Las campanas rompen el silencio mientras las calles comienzan a llenarse de voces, música y pasos. Entre túneles, fachadas de colores y plazas que guardan siglos de historia, Guanajuato revela desde el primer recorrido por qué su identidad mexicana no cabe en una sola postal.
En 2026, este estado mexicano se presenta ante los viajeros colombianos como una propuesta que va mucho más allá de sus reconocidas ciudades históricas. Cultura, gastronomía, naturaleza, aventura, vino, arquitectura y tradiciones se entrelazan en una ruta donde cada región aporta una manera diferente de entender México.
El viaje puede comenzar en Guanajuato Capital, Patrimonio de la Humanidad, donde caminar es prácticamente una forma de viajar en el tiempo. Sus callejones, túneles históricos, plazas y miradores construyen un paisaje urbano lleno de contrastes. Y cuando llega la tarde, las tradicionales callejoneadas incorporan música, relatos y personajes a las calles, creando una experiencia profundamente ligada a la identidad de la ciudad.

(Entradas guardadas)
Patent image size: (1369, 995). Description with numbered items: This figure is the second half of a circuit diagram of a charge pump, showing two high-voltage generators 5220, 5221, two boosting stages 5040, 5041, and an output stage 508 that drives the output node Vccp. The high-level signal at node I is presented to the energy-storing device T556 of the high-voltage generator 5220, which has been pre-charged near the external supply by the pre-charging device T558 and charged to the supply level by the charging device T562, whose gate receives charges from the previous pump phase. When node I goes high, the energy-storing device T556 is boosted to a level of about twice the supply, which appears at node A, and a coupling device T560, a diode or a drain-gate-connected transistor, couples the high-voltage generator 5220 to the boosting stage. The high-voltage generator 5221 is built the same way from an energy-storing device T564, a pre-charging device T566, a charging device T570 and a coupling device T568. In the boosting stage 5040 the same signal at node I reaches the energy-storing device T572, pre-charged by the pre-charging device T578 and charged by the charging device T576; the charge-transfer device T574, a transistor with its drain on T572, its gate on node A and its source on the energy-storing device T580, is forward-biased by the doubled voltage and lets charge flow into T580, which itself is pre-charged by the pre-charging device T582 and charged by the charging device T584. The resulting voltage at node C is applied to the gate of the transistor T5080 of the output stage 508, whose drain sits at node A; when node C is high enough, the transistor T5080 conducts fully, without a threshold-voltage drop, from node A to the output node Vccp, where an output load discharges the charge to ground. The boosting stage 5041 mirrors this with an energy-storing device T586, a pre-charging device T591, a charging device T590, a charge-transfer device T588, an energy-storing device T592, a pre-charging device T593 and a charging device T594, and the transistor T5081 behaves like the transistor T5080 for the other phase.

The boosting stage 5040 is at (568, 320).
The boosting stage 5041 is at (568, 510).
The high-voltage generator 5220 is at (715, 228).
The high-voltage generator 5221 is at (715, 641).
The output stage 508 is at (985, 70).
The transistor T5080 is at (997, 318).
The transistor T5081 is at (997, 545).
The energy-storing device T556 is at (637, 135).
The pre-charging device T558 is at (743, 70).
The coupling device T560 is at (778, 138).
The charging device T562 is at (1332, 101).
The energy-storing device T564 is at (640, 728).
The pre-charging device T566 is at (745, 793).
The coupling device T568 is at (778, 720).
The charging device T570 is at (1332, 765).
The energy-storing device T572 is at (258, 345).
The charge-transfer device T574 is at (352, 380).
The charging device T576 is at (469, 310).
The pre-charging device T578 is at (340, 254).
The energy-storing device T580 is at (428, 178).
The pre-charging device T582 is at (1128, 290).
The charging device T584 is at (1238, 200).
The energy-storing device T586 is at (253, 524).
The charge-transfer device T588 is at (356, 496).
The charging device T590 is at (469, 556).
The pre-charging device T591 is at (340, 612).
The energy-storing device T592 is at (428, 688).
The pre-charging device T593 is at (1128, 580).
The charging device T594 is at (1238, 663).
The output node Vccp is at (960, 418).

■ TAREA:
Escribe tal cual el fragmento del texto sobre Guanajuato que empieza con "En 2026, este" y sigue hasta "de entender México.". Los registros son material aparte del texto.

■ RESPUESTA:
En 2026, este estado mexicano se presenta ante los viajeros colombianos como una propuesta que va mucho más allá de sus reconocidas ciudades históricas. Cultura, gastronomía, naturaleza, aventura, vino, arquitectura y tradiciones se entrelazan en una ruta donde cada región aporta una manera diferente de entender México.